Given task:
For each line that holds "Solar", copy the line out.
--------------------------------
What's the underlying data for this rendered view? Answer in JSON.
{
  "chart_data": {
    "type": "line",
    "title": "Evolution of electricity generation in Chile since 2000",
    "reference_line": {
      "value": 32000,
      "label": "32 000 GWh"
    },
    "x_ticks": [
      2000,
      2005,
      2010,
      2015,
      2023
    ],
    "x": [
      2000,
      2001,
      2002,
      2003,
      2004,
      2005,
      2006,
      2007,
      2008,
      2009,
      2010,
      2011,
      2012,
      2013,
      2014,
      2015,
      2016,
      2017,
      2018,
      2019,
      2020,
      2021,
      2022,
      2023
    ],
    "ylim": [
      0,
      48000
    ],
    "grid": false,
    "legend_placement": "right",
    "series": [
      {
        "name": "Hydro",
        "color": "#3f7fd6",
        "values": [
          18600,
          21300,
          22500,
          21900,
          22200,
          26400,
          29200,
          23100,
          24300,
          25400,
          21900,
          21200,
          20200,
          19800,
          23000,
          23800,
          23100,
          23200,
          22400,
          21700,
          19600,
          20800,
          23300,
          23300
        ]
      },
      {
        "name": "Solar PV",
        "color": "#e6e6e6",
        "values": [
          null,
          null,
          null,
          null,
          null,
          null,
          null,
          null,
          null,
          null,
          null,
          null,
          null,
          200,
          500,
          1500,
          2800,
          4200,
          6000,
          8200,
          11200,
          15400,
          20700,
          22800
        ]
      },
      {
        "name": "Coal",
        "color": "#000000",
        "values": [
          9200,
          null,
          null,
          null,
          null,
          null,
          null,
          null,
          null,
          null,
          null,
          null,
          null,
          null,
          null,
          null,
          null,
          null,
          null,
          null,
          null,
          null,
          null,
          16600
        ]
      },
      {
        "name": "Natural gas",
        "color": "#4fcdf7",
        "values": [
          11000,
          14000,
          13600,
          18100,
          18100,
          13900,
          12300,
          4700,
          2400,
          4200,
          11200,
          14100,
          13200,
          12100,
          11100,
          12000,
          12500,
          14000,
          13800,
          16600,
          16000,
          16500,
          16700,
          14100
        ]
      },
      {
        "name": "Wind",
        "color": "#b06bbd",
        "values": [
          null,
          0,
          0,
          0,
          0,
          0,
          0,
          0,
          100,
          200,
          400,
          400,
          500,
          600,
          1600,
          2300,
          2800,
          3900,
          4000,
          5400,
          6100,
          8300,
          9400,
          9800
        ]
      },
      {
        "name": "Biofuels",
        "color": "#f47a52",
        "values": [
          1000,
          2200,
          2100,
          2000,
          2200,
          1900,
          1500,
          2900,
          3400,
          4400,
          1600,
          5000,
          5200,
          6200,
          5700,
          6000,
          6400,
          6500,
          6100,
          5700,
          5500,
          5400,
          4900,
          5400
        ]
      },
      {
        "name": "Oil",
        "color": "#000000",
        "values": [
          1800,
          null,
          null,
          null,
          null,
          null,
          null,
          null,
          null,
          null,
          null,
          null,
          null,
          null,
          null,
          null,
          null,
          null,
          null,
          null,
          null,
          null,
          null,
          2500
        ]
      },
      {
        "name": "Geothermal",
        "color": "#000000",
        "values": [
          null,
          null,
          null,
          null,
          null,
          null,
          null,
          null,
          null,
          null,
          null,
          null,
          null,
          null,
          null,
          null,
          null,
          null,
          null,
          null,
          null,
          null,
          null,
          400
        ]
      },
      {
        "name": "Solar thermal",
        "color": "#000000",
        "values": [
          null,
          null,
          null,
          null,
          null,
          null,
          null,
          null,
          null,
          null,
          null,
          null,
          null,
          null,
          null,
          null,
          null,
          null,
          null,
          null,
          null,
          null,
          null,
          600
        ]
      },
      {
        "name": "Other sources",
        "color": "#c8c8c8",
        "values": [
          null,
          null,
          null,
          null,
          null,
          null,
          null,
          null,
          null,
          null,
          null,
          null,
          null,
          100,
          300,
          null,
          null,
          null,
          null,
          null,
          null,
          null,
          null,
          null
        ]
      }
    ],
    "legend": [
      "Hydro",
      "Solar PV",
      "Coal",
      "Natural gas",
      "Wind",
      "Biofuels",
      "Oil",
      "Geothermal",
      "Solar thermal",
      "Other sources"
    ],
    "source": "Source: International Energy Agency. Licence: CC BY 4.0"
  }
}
--------------------------------
Reply to the exercise:
        "name": "Solar PV",
        "name": "Solar thermal",
      "Solar PV",
      "Solar thermal",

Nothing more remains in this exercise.